• **TASK**
Report every line below that holds the word "text".

• **DATASET RECORDS**

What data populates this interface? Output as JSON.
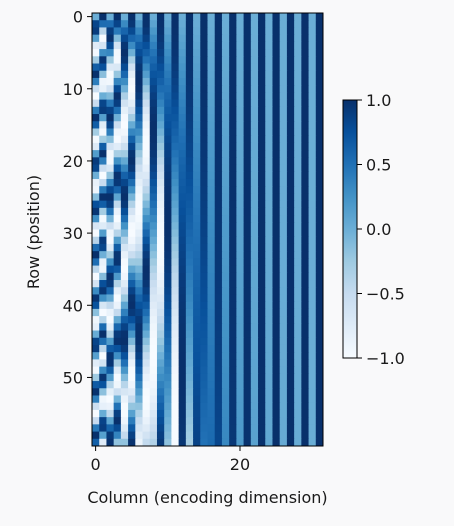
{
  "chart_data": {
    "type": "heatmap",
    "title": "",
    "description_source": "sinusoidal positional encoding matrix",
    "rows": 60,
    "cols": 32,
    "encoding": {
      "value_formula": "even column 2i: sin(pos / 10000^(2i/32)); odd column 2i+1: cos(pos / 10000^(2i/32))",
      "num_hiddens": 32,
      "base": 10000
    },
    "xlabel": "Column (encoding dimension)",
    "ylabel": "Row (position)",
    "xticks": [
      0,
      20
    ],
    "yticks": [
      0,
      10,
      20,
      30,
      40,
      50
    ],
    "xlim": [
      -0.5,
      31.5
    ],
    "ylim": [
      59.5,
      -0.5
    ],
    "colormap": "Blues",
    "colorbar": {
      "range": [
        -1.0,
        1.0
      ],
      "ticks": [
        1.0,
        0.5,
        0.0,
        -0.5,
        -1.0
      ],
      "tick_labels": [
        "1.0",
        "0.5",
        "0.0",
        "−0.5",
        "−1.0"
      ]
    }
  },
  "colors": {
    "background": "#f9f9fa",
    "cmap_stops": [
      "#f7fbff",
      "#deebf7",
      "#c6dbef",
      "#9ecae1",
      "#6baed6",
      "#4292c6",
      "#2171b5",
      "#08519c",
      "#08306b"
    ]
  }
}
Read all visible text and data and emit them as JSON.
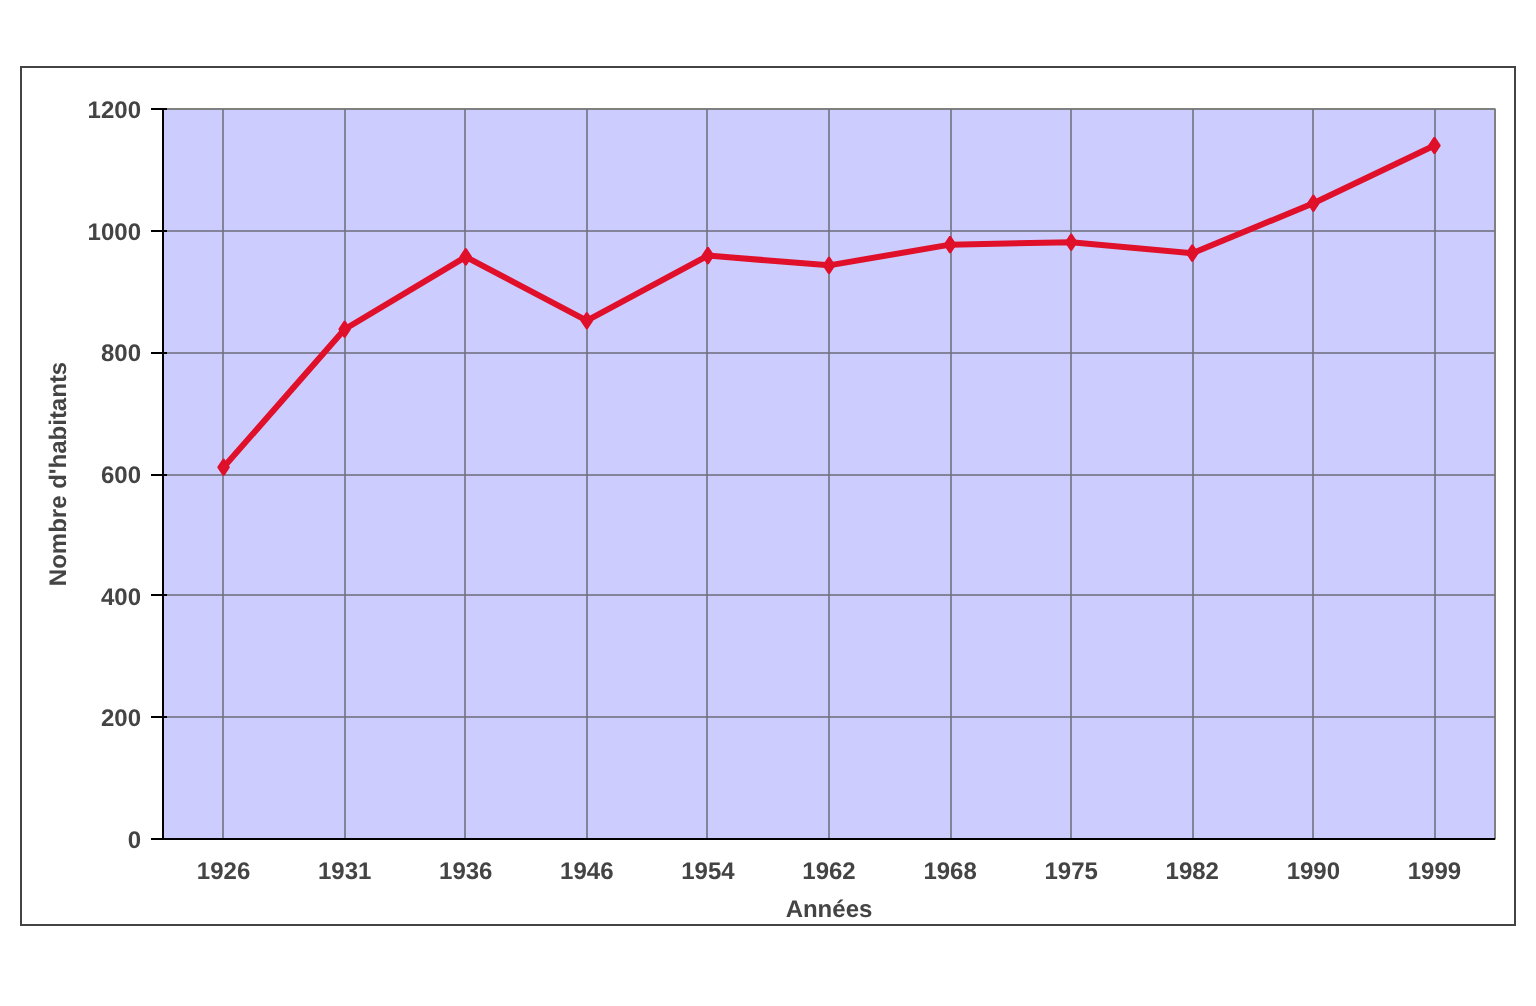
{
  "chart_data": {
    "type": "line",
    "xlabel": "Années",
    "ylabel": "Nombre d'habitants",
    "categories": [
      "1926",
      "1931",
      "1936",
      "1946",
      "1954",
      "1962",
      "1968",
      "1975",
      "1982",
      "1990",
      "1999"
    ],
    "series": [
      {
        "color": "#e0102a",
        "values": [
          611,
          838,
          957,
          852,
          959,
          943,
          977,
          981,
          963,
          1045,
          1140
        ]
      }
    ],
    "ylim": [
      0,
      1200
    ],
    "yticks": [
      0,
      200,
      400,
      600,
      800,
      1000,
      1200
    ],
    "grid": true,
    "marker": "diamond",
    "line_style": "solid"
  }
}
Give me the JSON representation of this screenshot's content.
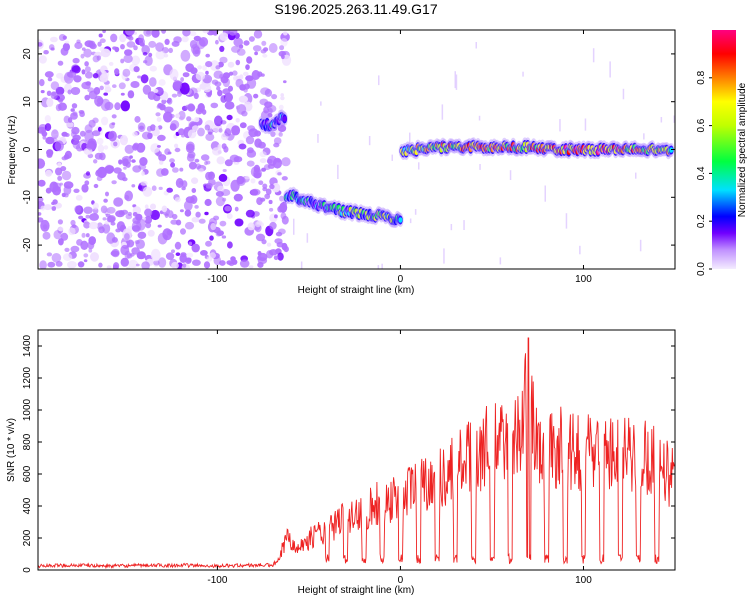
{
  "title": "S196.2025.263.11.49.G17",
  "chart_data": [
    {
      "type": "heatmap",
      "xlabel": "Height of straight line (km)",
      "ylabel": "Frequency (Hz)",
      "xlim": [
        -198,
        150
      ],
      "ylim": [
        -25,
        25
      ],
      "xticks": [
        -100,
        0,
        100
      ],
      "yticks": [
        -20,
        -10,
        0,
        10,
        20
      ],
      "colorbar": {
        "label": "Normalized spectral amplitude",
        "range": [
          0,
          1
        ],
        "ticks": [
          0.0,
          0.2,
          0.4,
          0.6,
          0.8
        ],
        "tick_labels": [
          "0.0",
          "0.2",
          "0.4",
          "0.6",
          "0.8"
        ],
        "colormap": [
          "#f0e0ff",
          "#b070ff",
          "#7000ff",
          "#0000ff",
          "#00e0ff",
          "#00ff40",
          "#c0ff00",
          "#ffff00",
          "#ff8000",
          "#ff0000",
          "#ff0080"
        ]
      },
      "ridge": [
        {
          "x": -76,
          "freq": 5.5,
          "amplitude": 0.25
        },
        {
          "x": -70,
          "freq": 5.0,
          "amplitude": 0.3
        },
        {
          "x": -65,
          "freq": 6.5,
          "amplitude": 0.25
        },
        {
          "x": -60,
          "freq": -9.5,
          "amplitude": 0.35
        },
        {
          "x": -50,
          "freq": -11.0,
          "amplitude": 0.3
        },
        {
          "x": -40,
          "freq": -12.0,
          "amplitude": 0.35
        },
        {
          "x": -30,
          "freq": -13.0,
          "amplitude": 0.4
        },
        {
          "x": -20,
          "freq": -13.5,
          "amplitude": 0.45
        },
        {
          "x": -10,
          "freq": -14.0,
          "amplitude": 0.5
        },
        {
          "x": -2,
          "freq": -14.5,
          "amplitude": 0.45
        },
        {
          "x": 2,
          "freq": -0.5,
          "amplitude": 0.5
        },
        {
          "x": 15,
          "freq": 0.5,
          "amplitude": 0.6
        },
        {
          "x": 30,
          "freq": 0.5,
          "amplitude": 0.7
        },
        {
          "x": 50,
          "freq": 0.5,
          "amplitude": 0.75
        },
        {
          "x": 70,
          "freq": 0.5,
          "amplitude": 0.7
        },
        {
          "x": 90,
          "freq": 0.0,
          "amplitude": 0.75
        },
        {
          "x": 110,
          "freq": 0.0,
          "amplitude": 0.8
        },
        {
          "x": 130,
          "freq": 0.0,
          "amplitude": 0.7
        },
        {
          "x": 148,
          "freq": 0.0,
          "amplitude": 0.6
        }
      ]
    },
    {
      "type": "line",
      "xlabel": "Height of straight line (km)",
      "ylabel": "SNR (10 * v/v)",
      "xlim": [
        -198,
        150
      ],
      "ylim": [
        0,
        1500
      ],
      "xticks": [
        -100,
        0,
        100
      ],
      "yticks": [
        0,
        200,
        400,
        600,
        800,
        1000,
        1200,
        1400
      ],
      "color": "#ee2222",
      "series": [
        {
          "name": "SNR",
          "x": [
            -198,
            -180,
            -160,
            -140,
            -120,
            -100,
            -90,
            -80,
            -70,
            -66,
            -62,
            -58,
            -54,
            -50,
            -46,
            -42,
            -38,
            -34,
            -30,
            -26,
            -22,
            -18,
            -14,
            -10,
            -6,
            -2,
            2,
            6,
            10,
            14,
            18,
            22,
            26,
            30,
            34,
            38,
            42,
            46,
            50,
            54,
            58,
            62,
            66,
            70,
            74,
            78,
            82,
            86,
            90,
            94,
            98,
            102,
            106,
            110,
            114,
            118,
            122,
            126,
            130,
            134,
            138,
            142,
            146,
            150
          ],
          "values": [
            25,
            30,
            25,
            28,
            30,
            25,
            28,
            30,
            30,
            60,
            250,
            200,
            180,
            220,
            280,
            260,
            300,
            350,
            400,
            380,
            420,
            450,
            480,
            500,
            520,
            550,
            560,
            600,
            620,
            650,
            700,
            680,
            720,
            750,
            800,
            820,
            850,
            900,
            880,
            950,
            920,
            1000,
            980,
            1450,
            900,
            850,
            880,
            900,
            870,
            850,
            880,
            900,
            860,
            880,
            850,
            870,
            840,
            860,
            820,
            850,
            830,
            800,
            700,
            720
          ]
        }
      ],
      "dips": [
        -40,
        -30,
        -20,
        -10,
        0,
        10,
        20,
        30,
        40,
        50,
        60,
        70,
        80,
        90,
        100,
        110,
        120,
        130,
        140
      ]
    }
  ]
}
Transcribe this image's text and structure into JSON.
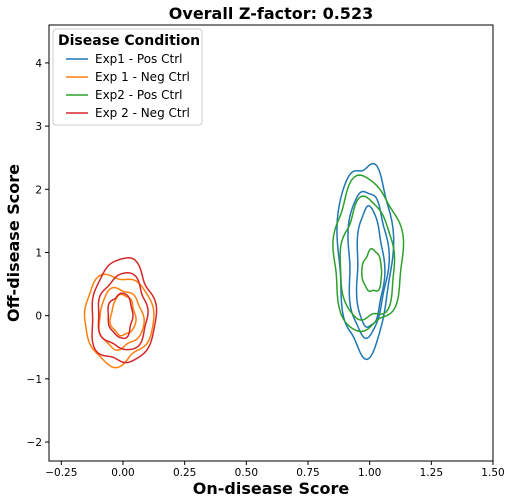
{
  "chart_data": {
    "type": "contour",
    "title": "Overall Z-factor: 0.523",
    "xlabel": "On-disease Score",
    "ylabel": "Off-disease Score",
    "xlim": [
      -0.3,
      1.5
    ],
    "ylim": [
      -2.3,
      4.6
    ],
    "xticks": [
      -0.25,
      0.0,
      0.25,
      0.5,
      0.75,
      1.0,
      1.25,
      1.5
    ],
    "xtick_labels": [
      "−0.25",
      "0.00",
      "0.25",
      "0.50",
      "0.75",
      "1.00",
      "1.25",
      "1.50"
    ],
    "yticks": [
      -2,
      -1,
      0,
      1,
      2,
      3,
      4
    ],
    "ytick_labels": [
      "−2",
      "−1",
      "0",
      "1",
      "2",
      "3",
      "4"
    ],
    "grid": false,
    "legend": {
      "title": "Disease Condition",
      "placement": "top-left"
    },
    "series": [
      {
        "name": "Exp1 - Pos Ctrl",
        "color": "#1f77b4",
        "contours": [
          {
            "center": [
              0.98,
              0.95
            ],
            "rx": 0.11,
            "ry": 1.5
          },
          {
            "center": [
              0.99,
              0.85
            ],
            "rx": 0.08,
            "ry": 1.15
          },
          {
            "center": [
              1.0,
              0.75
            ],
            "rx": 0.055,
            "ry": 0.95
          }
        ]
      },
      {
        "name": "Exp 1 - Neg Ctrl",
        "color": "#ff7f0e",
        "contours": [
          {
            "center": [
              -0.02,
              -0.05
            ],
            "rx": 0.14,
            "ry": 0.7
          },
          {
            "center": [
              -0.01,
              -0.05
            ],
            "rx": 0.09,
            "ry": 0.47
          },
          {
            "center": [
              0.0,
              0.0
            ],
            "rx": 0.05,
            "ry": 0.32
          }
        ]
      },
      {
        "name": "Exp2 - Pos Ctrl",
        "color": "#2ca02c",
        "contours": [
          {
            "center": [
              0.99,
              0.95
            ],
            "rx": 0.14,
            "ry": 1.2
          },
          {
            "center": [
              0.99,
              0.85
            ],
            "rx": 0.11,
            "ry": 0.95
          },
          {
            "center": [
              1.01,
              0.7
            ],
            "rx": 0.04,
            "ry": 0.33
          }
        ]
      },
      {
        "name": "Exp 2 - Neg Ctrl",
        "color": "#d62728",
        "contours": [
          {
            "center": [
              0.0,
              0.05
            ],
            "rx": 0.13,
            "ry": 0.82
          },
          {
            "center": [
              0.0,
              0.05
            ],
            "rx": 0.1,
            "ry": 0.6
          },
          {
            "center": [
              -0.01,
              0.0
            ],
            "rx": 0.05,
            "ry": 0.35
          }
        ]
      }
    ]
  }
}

• **FINAL ANSWER**
Read all visible text and data and emit them as JSON.
Transcribe this image's text and structure into JSON.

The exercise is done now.